Just for the record. I'm not 50. I'm 49. However, I've been joking around so much over the past year that I am 50, I have come to believe I am 50 already. So turning 50 in six weeks really seems, let's just say, not irrelevant but, not ground shaking either. Still, more than any other age milestone so far -- 16, 18, 21, 30 or 40, this seems different. I have thought long and hard about what 50 means to me. Why is this? Am I having the cliche midlife crisis? Am I afraid that I am now officially old? Is it because in my youth, I could never picture myself as 50?
I'm the kidder in the family, so my husband and kids are used to hearing me start my sentences this past year with, "Well, I'm 50" or "I'm turning 50, so I'm old" to which I get a chorus of "Mom, you're not 50 yet!". I know what I'm doing though, playing some kind of mental dance out in my head. Debunking it with my sarcasm, just in case I am suddenly "old" in six weeks.
I don't feel any older, but I meet people in their 20s and 30s, and I find myself looking at their faces and thinking, wow they look young. I have had, over the past two years, my own quasi midlife crisis before turning 50. I closed down my PR business after 13 years two years ago. I surprised myself with how much I wanted to do this after so many years. I said on more than one occasion, "PR is a young man's game" and meant it. I relished the idea of not answering to anyone, and being the boss of myself. I devoted myself 100 percent to my children who needed me. I considered my options, I wrote articles, I volunteered, I traveled, I spent precious time with my mother before she forgot who I was.

» Supplied information
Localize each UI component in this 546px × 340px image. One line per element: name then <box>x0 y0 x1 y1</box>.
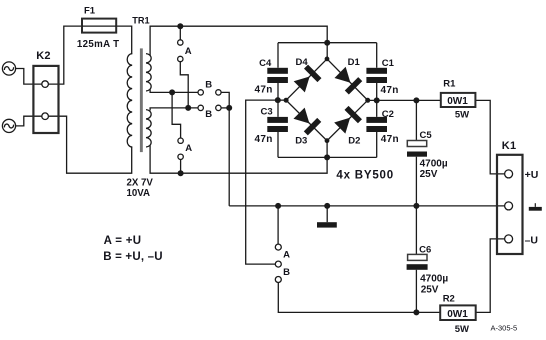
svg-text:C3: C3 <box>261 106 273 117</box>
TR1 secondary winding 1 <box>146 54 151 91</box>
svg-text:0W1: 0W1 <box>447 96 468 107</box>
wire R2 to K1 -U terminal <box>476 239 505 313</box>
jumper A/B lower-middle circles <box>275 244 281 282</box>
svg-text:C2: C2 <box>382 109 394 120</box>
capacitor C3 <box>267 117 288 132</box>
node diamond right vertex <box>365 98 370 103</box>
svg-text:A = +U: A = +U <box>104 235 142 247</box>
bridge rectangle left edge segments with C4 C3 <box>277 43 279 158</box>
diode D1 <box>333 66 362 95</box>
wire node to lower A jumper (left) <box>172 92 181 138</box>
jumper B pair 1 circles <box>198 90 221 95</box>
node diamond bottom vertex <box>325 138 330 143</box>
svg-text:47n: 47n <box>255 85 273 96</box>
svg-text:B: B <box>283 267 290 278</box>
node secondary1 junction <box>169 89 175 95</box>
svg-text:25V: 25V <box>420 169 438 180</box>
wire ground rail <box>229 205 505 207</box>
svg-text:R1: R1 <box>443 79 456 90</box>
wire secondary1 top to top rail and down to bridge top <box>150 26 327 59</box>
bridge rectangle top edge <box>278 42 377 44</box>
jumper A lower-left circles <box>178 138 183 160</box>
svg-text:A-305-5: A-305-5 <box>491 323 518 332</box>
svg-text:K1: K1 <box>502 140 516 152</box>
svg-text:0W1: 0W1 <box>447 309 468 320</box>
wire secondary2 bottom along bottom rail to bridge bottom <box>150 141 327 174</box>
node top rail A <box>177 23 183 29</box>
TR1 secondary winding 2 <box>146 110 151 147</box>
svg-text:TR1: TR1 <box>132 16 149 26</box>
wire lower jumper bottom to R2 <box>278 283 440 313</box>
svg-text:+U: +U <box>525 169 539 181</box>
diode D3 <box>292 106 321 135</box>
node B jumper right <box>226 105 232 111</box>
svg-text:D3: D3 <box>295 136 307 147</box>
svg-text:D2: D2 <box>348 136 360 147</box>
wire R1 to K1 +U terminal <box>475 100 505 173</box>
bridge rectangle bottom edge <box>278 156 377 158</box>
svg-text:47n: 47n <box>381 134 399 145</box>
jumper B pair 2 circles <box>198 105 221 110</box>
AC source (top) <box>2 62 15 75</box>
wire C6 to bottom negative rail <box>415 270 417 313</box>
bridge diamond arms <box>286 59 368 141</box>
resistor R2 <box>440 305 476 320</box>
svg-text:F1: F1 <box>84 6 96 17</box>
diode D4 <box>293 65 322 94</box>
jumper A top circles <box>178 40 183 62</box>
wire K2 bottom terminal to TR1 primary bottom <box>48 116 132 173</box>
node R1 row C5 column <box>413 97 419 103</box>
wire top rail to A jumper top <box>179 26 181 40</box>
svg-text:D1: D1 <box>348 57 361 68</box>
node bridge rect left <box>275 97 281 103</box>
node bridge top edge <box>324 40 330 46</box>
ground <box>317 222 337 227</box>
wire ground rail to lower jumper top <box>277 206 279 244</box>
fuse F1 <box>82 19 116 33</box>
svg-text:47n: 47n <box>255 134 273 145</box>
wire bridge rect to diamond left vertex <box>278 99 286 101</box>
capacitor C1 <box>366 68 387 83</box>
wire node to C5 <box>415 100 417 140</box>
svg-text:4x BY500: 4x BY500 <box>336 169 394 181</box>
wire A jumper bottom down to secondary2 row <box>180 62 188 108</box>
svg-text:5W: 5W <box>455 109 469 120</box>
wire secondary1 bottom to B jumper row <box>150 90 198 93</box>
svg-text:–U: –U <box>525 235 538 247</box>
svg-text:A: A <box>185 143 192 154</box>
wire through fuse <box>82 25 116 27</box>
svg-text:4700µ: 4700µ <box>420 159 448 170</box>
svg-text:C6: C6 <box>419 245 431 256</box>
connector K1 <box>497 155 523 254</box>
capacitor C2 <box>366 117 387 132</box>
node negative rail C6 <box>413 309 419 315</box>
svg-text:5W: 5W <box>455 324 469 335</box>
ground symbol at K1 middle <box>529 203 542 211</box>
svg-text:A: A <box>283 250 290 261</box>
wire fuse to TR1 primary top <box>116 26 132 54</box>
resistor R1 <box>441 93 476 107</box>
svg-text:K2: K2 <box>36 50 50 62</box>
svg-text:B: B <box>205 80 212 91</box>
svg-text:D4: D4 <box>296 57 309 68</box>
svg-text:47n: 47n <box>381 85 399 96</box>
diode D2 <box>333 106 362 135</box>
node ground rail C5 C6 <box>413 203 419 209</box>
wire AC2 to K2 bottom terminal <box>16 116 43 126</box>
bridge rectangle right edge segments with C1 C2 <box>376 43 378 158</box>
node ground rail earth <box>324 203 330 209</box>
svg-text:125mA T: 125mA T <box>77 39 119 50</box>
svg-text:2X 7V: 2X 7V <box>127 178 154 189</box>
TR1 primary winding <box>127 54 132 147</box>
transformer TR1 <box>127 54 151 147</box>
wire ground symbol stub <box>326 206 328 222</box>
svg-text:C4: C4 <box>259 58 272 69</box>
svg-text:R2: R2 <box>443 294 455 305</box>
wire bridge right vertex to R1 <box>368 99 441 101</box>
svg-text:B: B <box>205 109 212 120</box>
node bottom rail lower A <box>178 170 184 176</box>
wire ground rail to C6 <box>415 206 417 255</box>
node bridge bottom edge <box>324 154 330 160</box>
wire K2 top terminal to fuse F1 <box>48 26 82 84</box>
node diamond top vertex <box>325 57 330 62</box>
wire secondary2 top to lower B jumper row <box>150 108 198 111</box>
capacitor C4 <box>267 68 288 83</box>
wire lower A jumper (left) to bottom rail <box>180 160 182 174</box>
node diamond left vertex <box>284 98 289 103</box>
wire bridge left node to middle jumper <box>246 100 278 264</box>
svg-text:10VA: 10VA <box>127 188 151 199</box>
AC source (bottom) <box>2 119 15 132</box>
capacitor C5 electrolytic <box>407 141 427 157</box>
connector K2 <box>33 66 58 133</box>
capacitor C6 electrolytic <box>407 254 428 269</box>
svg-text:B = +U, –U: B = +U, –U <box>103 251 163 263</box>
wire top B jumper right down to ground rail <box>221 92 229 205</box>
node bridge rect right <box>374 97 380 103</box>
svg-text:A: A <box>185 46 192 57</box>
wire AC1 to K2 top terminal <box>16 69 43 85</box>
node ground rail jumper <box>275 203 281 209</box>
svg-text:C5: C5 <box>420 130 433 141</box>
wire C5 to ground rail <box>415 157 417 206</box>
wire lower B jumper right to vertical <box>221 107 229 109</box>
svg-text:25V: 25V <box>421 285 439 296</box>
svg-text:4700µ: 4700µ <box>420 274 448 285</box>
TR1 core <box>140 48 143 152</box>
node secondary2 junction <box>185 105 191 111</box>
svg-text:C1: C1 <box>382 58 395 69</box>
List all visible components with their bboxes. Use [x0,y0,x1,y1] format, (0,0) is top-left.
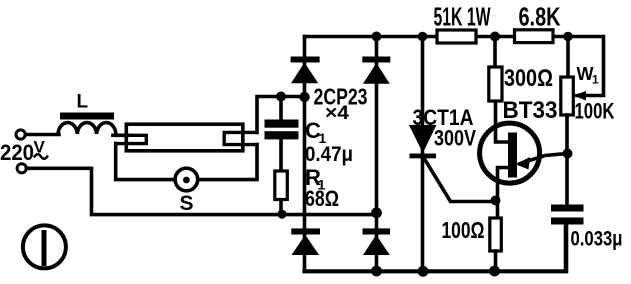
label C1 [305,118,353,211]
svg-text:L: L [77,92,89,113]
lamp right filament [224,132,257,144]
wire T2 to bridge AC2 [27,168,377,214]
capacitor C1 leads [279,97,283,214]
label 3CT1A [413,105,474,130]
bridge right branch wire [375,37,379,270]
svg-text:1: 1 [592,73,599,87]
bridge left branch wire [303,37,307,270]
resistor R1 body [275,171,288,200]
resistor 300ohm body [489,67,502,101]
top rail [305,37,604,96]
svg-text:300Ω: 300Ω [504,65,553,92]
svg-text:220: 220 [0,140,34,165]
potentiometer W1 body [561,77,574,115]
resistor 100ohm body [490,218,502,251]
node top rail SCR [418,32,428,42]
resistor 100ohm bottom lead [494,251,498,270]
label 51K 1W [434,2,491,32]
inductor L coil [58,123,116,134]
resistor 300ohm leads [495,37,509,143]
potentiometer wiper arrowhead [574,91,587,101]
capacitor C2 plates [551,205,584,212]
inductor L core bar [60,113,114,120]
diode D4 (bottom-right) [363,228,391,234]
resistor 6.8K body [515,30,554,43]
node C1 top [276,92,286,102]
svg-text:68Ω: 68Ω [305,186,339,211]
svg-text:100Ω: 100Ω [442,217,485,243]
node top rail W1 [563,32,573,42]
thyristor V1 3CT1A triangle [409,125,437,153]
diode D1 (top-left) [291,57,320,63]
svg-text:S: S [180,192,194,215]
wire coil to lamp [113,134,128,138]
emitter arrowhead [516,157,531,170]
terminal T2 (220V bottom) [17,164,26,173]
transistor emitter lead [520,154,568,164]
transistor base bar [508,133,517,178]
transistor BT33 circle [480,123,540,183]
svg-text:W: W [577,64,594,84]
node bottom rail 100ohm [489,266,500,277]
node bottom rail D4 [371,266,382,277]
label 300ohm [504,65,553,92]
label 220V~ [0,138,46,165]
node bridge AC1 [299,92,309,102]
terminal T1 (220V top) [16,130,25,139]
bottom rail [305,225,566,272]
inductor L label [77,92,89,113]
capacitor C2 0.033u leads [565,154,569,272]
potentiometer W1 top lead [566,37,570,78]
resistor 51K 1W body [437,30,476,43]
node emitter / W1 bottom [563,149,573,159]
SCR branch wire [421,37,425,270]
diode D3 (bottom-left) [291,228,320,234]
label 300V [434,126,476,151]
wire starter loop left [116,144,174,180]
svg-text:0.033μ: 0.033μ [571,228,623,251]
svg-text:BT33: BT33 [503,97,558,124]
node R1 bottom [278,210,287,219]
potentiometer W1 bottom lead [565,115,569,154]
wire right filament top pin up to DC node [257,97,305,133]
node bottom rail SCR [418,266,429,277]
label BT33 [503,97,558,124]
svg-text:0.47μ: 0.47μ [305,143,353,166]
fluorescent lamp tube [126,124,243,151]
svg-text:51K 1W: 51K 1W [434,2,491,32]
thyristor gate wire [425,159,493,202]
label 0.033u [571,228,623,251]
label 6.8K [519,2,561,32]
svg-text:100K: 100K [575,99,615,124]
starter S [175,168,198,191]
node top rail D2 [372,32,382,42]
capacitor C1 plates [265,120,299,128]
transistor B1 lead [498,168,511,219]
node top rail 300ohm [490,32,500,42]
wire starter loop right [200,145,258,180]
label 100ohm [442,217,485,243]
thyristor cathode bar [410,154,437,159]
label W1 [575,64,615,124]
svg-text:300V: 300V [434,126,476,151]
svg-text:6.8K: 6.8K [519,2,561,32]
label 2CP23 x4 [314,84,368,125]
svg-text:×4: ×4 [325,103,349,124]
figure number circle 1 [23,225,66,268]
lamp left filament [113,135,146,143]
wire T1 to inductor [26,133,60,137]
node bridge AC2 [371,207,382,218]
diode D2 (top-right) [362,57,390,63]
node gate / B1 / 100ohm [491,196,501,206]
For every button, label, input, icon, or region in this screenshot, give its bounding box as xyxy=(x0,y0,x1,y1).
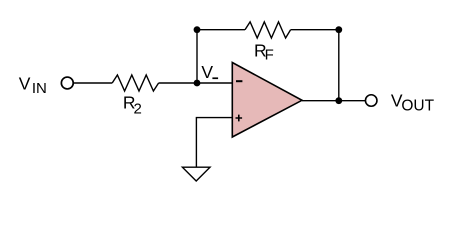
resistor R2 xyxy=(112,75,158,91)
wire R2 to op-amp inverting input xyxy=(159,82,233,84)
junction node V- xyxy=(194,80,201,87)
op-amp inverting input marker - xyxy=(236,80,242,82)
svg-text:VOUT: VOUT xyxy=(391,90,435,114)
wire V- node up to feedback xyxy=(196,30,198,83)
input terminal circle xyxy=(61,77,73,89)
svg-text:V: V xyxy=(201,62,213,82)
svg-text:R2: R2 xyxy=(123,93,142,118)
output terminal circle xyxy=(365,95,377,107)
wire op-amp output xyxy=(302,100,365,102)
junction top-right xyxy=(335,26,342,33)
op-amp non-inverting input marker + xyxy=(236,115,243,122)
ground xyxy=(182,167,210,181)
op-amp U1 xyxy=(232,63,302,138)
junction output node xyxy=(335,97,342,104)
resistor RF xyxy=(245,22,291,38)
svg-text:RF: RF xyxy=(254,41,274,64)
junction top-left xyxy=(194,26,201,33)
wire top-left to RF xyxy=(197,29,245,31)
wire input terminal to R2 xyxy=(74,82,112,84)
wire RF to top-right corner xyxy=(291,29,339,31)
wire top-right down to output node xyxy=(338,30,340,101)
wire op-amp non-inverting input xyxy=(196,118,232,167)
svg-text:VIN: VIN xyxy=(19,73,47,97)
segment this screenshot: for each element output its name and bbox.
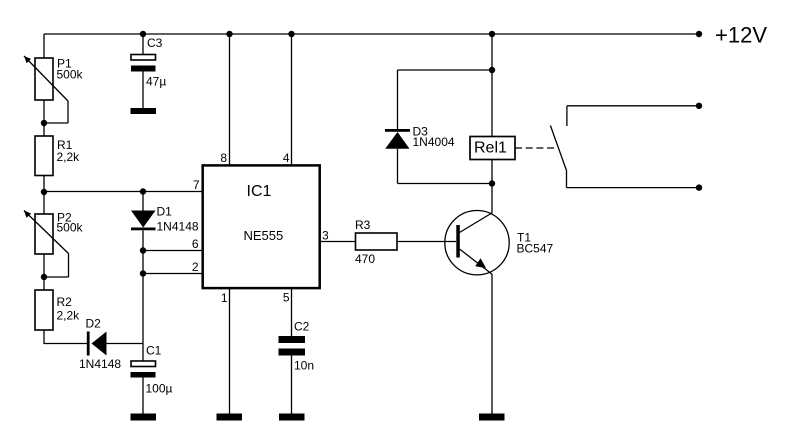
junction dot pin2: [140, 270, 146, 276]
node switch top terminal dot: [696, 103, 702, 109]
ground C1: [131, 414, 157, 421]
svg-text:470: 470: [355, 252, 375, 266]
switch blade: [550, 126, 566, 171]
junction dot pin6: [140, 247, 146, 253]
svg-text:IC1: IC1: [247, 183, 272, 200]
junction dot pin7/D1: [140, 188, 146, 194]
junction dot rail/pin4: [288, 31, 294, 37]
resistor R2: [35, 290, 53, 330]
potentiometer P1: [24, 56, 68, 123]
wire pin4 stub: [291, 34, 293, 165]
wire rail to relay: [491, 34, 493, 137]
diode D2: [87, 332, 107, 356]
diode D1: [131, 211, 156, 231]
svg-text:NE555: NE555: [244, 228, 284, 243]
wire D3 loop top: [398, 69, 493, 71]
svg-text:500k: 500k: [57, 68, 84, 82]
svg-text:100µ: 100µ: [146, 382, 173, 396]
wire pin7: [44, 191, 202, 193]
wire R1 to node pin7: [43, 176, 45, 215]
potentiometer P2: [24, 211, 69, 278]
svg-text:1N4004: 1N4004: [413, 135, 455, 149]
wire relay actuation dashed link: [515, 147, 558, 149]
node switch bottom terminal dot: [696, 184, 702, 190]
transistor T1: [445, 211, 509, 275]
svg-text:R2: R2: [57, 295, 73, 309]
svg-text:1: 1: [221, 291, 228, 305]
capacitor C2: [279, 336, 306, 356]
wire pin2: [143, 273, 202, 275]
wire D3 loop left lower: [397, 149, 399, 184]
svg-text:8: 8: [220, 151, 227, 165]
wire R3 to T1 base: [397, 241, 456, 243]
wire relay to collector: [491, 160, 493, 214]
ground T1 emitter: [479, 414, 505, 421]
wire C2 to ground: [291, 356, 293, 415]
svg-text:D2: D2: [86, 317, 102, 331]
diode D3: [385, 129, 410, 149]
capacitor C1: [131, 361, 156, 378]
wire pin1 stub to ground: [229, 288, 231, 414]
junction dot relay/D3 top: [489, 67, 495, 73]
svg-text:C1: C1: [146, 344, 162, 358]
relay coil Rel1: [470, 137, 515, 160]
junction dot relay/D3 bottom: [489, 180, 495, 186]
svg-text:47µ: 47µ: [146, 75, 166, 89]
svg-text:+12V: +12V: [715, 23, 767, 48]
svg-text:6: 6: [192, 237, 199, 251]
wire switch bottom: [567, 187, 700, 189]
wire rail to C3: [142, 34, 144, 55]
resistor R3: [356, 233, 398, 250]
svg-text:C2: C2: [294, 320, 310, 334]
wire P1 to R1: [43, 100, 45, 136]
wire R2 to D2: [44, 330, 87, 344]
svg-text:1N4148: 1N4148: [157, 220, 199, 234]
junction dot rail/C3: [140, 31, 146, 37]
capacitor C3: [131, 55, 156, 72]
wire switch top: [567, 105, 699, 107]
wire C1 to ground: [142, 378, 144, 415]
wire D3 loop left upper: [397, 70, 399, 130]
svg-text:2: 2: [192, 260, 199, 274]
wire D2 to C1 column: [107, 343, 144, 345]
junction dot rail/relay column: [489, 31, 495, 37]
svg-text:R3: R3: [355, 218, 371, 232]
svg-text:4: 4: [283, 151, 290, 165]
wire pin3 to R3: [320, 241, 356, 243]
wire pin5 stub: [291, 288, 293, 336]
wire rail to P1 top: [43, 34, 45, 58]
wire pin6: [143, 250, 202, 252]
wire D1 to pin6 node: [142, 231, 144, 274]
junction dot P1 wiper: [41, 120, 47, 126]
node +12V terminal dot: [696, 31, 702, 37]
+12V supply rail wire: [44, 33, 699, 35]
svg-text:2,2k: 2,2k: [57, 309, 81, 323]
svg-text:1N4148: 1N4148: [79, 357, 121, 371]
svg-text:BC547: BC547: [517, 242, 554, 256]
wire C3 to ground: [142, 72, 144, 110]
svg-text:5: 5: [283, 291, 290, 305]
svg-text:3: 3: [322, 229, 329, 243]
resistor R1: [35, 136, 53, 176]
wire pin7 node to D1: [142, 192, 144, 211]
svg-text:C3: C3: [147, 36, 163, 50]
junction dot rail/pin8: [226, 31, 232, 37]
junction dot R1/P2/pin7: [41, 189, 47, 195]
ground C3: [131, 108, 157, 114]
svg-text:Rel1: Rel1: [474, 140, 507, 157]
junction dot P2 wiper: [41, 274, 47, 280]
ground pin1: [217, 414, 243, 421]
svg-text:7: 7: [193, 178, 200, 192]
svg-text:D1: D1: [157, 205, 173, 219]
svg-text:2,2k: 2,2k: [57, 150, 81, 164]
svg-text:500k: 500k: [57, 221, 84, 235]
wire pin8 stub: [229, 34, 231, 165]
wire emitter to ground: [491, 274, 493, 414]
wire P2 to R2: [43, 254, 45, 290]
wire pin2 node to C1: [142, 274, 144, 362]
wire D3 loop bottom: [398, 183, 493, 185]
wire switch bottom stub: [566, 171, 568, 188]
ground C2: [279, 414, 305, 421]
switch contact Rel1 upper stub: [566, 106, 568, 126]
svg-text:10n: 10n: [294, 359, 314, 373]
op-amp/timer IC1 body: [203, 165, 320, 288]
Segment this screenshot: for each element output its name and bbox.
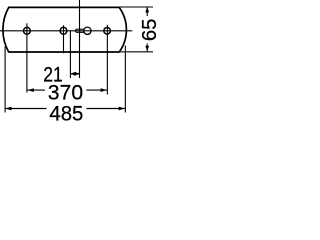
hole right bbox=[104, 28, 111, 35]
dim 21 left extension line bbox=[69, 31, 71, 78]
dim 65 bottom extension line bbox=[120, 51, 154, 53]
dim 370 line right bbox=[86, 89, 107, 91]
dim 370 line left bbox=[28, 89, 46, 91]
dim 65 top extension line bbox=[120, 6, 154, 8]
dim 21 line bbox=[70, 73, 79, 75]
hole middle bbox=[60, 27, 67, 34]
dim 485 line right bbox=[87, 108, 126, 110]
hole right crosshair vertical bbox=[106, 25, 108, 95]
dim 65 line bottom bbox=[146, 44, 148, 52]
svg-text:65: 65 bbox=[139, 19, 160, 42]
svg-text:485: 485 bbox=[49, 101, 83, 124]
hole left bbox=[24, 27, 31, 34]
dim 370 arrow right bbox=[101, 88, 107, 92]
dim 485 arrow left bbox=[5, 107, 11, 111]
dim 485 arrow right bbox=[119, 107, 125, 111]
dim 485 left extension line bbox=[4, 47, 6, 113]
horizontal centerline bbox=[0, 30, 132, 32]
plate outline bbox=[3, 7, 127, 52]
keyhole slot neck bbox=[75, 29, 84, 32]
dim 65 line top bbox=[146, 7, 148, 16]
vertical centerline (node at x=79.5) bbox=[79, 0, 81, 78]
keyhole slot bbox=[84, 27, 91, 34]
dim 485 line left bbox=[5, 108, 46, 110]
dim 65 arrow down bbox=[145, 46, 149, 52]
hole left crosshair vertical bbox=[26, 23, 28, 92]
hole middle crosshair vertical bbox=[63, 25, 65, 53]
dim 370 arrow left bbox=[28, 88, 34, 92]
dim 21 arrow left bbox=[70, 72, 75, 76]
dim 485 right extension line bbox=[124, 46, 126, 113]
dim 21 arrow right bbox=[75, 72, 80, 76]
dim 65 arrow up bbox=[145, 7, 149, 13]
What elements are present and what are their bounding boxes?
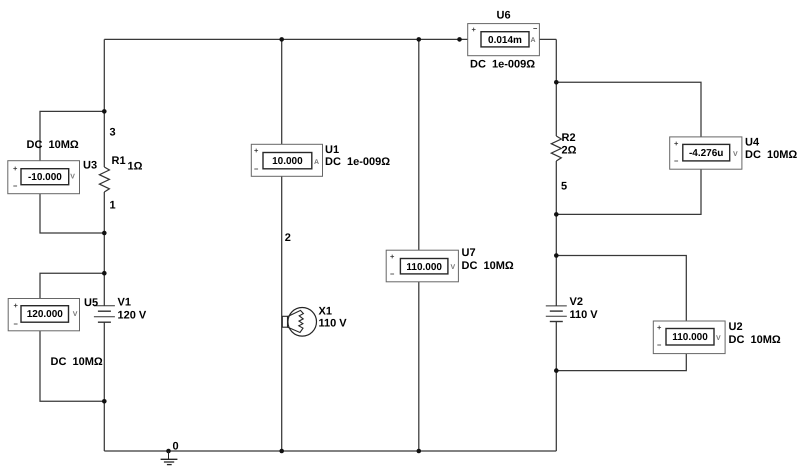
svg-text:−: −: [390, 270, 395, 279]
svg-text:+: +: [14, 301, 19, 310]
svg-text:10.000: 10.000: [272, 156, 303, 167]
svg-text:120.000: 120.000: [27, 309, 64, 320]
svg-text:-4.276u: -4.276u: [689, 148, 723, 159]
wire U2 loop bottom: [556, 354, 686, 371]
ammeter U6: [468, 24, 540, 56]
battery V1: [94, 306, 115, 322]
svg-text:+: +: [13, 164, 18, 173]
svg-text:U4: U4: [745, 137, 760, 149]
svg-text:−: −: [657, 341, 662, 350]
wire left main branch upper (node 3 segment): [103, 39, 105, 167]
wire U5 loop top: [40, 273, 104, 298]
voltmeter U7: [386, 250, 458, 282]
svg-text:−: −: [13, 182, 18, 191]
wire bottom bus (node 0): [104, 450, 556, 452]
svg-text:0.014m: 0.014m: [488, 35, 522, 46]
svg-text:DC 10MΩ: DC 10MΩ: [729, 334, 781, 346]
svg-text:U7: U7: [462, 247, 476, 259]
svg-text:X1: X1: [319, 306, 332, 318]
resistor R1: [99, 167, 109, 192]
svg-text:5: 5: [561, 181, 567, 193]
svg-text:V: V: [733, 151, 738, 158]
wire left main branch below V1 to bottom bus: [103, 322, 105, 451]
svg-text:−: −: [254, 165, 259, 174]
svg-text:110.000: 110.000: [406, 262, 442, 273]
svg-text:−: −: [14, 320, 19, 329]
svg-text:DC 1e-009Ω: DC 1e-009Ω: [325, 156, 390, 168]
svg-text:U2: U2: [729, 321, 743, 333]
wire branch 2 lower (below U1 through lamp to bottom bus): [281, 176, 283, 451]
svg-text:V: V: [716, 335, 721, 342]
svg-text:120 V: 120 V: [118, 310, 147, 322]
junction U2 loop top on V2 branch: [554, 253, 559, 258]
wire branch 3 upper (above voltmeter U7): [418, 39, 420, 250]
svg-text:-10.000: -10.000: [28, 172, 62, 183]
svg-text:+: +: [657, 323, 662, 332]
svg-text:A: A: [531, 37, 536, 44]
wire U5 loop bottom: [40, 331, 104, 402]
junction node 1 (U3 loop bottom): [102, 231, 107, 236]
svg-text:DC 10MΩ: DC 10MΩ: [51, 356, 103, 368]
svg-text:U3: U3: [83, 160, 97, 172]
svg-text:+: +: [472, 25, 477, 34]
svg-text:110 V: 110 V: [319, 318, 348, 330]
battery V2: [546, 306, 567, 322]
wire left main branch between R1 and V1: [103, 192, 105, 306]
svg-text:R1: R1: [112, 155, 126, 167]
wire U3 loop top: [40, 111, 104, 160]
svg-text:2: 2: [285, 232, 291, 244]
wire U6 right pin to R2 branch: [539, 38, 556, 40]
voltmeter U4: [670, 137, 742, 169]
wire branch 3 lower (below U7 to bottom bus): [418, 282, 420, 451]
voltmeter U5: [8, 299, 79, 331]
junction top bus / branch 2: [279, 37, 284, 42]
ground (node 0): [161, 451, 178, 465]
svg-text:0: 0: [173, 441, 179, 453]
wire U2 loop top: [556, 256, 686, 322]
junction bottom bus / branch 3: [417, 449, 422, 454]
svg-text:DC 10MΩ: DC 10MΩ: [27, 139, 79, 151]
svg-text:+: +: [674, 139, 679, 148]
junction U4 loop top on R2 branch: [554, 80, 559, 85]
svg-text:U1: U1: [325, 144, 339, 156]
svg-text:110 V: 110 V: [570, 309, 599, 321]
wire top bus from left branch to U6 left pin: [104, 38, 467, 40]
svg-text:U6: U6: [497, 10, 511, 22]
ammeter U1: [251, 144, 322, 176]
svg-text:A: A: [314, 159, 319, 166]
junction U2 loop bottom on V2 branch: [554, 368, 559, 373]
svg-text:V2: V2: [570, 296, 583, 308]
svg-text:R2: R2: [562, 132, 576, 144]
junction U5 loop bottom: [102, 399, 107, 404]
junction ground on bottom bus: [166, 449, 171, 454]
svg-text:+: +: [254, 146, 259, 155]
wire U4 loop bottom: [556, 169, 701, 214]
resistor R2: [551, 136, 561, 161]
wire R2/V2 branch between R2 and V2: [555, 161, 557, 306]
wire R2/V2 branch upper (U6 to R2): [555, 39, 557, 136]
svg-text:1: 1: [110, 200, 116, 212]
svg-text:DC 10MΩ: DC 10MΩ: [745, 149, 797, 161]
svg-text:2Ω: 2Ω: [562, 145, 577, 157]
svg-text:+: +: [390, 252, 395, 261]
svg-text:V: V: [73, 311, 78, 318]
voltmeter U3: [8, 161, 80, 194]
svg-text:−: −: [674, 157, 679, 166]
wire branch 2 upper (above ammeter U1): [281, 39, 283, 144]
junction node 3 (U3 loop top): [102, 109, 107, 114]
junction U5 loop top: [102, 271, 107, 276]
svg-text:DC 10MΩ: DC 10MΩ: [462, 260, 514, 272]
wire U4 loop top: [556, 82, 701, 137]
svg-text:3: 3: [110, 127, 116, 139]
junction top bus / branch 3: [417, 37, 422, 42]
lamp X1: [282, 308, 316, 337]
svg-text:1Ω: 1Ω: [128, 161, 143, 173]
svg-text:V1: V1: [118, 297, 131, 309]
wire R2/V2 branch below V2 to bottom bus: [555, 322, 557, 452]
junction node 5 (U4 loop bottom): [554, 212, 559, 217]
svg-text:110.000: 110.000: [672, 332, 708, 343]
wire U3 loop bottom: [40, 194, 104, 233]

» Prompt 1
Retype the essay on turning 50 in full, word for word.
» Prompt 2
Echo the lines of the entries exactly, from the line with "resistor R2 xyxy=(112,75,158,91)" up to and including the line with "junction top-right xyxy=(335,26,342,33)".

» Written solution 1
Just for the record. I'm not 50. I'm 49. However, I've been joking around so much over the past year that I am 50, I have come to believe I am 50 already. So turning 50 in six weeks really seems, let's just say, not irrelevant but, not ground shaking either. Still, more than any other age milestone so far -- 16, 18, 21, 30 or 40, this seems different. I have thought long and hard about what 50 means to me. Why is this? Am I having the cliche midlife crisis? Am I afraid that I am now officially old? Is it because in my youth, I could never picture myself as 50?
I'm the kidder in the family, so my husband and kids are used to hearing me start my sentences this past year with, "Well, I'm 50" or "I'm turning 50, so I'm old" to which I get a chorus of "Mom, you're not 50 yet!". I know what I'm doing though, playing some kind of mental dance out in my head. Debunking it with my sarcasm, just in case I am suddenly "old" in six weeks.
I don't feel any older, but I meet people in their 20s and 30s, and I find myself looking at their faces and thinking, wow they look young. I have had, over the past two years, my own quasi midlife crisis before turning 50. I closed down my PR business after 13 years two years ago. I surprised myself with how much I wanted to do this after so many years. I said on more than one occasion, "PR is a young man's game" and meant it. I relished the idea of not answering to anyone, and being the boss of myself. I devoted myself 100 percent to my children who needed me. I considered my options, I wrote articles, I volunteered, I traveled, I spent precious time with my mother before she forgot who I was.

» Written solution 2
resistor R2 xyxy=(112,75,158,91)
wire R2 to op-amp inverting input xyxy=(159,82,233,84)
junction node V- xyxy=(194,80,201,87)
op-amp inverting input marker - xyxy=(236,80,242,82)
svg-text:VOUT: VOUT xyxy=(391,90,435,114)
wire V- node up to feedback xyxy=(196,30,198,83)
input terminal circle xyxy=(61,77,73,89)
svg-text:V: V xyxy=(201,62,213,82)
svg-text:R2: R2 xyxy=(123,93,142,118)
output terminal circle xyxy=(365,95,377,107)
wire op-amp output xyxy=(302,100,365,102)
junction top-right xyxy=(335,26,342,33)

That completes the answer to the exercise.